--- Collected data entries ---
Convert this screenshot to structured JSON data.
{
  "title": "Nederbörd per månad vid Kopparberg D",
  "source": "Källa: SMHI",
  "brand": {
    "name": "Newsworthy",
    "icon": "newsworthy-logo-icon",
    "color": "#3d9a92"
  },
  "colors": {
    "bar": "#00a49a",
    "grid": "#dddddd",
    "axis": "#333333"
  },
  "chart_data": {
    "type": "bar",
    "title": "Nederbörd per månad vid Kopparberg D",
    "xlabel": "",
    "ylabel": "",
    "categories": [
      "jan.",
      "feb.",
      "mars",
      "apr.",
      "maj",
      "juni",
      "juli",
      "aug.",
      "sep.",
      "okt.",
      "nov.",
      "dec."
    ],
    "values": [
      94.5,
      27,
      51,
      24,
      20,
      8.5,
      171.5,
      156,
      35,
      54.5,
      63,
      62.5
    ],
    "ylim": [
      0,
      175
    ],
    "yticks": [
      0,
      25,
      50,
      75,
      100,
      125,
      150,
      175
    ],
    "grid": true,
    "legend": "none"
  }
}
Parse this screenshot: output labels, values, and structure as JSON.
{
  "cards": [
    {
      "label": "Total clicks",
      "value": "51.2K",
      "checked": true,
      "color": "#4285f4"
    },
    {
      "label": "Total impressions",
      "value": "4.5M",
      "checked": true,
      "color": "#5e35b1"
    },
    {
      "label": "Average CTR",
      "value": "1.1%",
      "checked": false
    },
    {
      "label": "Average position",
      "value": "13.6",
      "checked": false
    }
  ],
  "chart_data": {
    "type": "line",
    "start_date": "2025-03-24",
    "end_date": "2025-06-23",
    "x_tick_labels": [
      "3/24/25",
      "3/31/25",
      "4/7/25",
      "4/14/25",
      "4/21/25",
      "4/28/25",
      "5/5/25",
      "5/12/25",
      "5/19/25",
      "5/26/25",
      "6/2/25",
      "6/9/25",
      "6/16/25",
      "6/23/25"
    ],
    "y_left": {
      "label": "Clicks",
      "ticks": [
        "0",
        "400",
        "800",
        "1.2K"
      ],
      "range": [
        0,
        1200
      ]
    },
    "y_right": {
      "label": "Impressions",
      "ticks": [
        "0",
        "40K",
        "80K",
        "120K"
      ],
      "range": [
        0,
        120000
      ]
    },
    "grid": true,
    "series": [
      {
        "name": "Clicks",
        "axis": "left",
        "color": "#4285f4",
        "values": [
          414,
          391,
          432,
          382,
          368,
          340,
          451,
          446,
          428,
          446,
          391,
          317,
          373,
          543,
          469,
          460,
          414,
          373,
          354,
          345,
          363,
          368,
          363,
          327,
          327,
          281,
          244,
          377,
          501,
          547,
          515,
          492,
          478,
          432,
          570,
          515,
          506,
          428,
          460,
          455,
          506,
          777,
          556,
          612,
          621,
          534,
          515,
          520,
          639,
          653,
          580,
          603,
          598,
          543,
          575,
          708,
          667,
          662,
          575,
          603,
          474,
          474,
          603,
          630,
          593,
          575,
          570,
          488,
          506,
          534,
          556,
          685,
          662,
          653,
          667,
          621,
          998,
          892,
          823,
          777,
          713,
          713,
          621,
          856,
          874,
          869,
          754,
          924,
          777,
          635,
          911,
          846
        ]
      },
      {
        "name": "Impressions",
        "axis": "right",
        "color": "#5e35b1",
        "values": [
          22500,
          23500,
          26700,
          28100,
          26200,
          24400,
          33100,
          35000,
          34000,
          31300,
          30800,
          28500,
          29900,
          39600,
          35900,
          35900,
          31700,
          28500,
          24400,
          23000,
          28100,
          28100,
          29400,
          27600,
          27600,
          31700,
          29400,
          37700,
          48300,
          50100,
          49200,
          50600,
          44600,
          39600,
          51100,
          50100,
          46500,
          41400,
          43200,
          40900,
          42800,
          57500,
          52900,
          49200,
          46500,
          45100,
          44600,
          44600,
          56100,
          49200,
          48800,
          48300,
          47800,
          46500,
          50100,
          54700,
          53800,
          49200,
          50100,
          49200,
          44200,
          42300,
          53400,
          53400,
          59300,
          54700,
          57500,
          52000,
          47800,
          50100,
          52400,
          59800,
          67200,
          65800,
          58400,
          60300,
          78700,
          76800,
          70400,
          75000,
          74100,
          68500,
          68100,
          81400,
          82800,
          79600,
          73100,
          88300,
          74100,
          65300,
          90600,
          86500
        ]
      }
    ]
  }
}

--- Problem description ---
Repeat all of the entries exactly.

--- Reply to the task ---
Convert this screenshot to structured JSON data.
{
  "title": "Nederbörd per månad vid Kopparberg D",
  "source": "Källa: SMHI",
  "brand": {
    "name": "Newsworthy",
    "icon": "newsworthy-logo-icon",
    "color": "#3d9a92"
  },
  "colors": {
    "bar": "#00a49a",
    "grid": "#dddddd",
    "axis": "#333333"
  },
  "chart_data": {
    "type": "bar",
    "title": "Nederbörd per månad vid Kopparberg D",
    "xlabel": "",
    "ylabel": "",
    "categories": [
      "jan.",
      "feb.",
      "mars",
      "apr.",
      "maj",
      "juni",
      "juli",
      "aug.",
      "sep.",
      "okt.",
      "nov.",
      "dec."
    ],
    "values": [
      94.5,
      27,
      51,
      24,
      20,
      8.5,
      171.5,
      156,
      35,
      54.5,
      63,
      62.5
    ],
    "ylim": [
      0,
      175
    ],
    "yticks": [
      0,
      25,
      50,
      75,
      100,
      125,
      150,
      175
    ],
    "grid": true,
    "legend": "none"
  }
}
Parse this screenshot: output labels, values, and structure as JSON.
{
  "cards": [
    {
      "label": "Total clicks",
      "value": "51.2K",
      "checked": true,
      "color": "#4285f4"
    },
    {
      "label": "Total impressions",
      "value": "4.5M",
      "checked": true,
      "color": "#5e35b1"
    },
    {
      "label": "Average CTR",
      "value": "1.1%",
      "checked": false
    },
    {
      "label": "Average position",
      "value": "13.6",
      "checked": false
    }
  ],
  "chart_data": {
    "type": "line",
    "start_date": "2025-03-24",
    "end_date": "2025-06-23",
    "x_tick_labels": [
      "3/24/25",
      "3/31/25",
      "4/7/25",
      "4/14/25",
      "4/21/25",
      "4/28/25",
      "5/5/25",
      "5/12/25",
      "5/19/25",
      "5/26/25",
      "6/2/25",
      "6/9/25",
      "6/16/25",
      "6/23/25"
    ],
    "y_left": {
      "label": "Clicks",
      "ticks": [
        "0",
        "400",
        "800",
        "1.2K"
      ],
      "range": [
        0,
        1200
      ]
    },
    "y_right": {
      "label": "Impressions",
      "ticks": [
        "0",
        "40K",
        "80K",
        "120K"
      ],
      "range": [
        0,
        120000
      ]
    },
    "grid": true,
    "series": [
      {
        "name": "Clicks",
        "axis": "left",
        "color": "#4285f4",
        "values": [
          414,
          391,
          432,
          382,
          368,
          340,
          451,
          446,
          428,
          446,
          391,
          317,
          373,
          543,
          469,
          460,
          414,
          373,
          354,
          345,
          363,
          368,
          363,
          327,
          327,
          281,
          244,
          377,
          501,
          547,
          515,
          492,
          478,
          432,
          570,
          515,
          506,
          428,
          460,
          455,
          506,
          777,
          556,
          612,
          621,
          534,
          515,
          520,
          639,
          653,
          580,
          603,
          598,
          543,
          575,
          708,
          667,
          662,
          575,
          603,
          474,
          474,
          603,
          630,
          593,
          575,
          570,
          488,
          506,
          534,
          556,
          685,
          662,
          653,
          667,
          621,
          998,
          892,
          823,
          777,
          713,
          713,
          621,
          856,
          874,
          869,
          754,
          924,
          777,
          635,
          911,
          846
        ]
      },
      {
        "name": "Impressions",
        "axis": "right",
        "color": "#5e35b1",
        "values": [
          22500,
          23500,
          26700,
          28100,
          26200,
          24400,
          33100,
          35000,
          34000,
          31300,
          30800,
          28500,
          29900,
          39600,
          35900,
          35900,
          31700,
          28500,
          24400,
          23000,
          28100,
          28100,
          29400,
          27600,
          27600,
          31700,
          29400,
          37700,
          48300,
          50100,
          49200,
          50600,
          44600,
          39600,
          51100,
          50100,
          46500,
          41400,
          43200,
          40900,
          42800,
          57500,
          52900,
          49200,
          46500,
          45100,
          44600,
          44600,
          56100,
          49200,
          48800,
          48300,
          47800,
          46500,
          50100,
          54700,
          53800,
          49200,
          50100,
          49200,
          44200,
          42300,
          53400,
          53400,
          59300,
          54700,
          57500,
          52000,
          47800,
          50100,
          52400,
          59800,
          67200,
          65800,
          58400,
          60300,
          78700,
          76800,
          70400,
          75000,
          74100,
          68500,
          68100,
          81400,
          82800,
          79600,
          73100,
          88300,
          74100,
          65300,
          90600,
          86500
        ]
      }
    ]
  }
}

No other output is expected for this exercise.